● Provided records:
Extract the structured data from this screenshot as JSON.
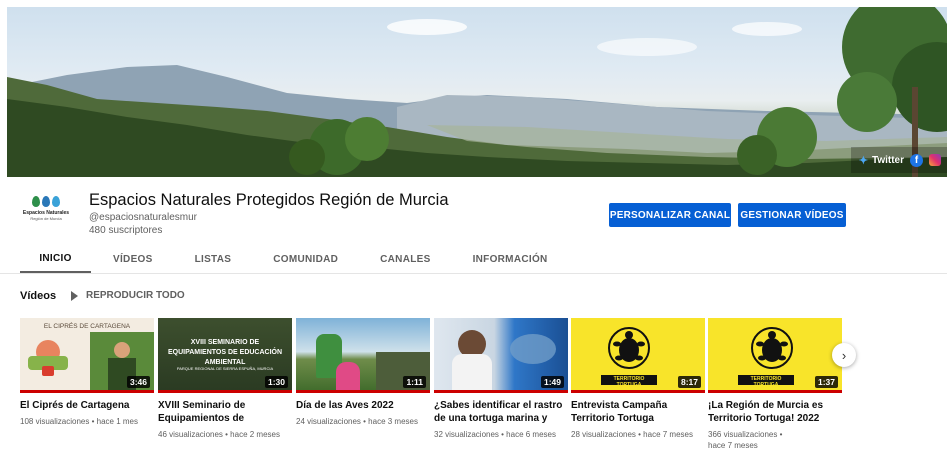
{
  "banner": {
    "social": {
      "twitter_label": "Twitter"
    }
  },
  "channel": {
    "logo_line1": "Espacios Naturales",
    "logo_line2": "Región de Murcia",
    "name": "Espacios Naturales Protegidos Región de Murcia",
    "handle": "@espaciosnaturalesmur",
    "subscribers": "480 suscriptores",
    "customize_label": "PERSONALIZAR CANAL",
    "manage_label": "GESTIONAR VÍDEOS"
  },
  "tabs": [
    {
      "label": "INICIO",
      "active": true
    },
    {
      "label": "VÍDEOS"
    },
    {
      "label": "LISTAS"
    },
    {
      "label": "COMUNIDAD"
    },
    {
      "label": "CANALES"
    },
    {
      "label": "INFORMACIÓN"
    }
  ],
  "section": {
    "title": "Vídeos",
    "play_all": "REPRODUCIR TODO"
  },
  "videos": [
    {
      "title": "El Ciprés de Cartagena",
      "meta": "108 visualizaciones • hace 1 mes",
      "duration": "3:46",
      "thumb_text": "EL CIPRÉS DE CARTAGENA"
    },
    {
      "title": "XVIII Seminario de Equipamientos de Educació...",
      "meta": "46 visualizaciones • hace 2 meses",
      "duration": "1:30",
      "thumb_text": "XVIII SEMINARIO DE EQUIPAMIENTOS DE EDUCACIÓN AMBIENTAL",
      "thumb_sub": "PARQUE REGIONAL DE SIERRA ESPUÑA, MURCIA"
    },
    {
      "title": "Día de las Aves 2022",
      "meta": "24 visualizaciones • hace 3 meses",
      "duration": "1:11"
    },
    {
      "title": "¿Sabes identificar el rastro de una tortuga marina y cómo...",
      "meta": "32 visualizaciones • hace 6 meses",
      "duration": "1:49"
    },
    {
      "title": "Entrevista Campaña Territorio Tortuga",
      "meta": "28 visualizaciones • hace 7 meses",
      "duration": "8:17",
      "thumb_text": "TERRITORIO TORTUGA"
    },
    {
      "title": "¡La Región de Murcia es Territorio Tortuga! 2022",
      "meta": "366 visualizaciones • hace 7 meses",
      "duration": "1:37",
      "thumb_text": "TERRITORIO TORTUGA"
    }
  ],
  "icons": {
    "next": "chevron-right-icon",
    "twitter": "twitter-icon",
    "facebook": "facebook-icon",
    "instagram": "instagram-icon"
  },
  "colors": {
    "primary_button": "#065fd4",
    "progress_red": "#cc0000",
    "turtle_yellow": "#f8e42a"
  }
}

● Task: Take every line containing the word "XVIII" and copy it.

● Result:
      "title": "XVIII Seminario de Equipamientos de Educació...",
      "thumb_text": "XVIII SEMINARIO DE EQUIPAMIENTOS DE EDUCACIÓN AMBIENTAL",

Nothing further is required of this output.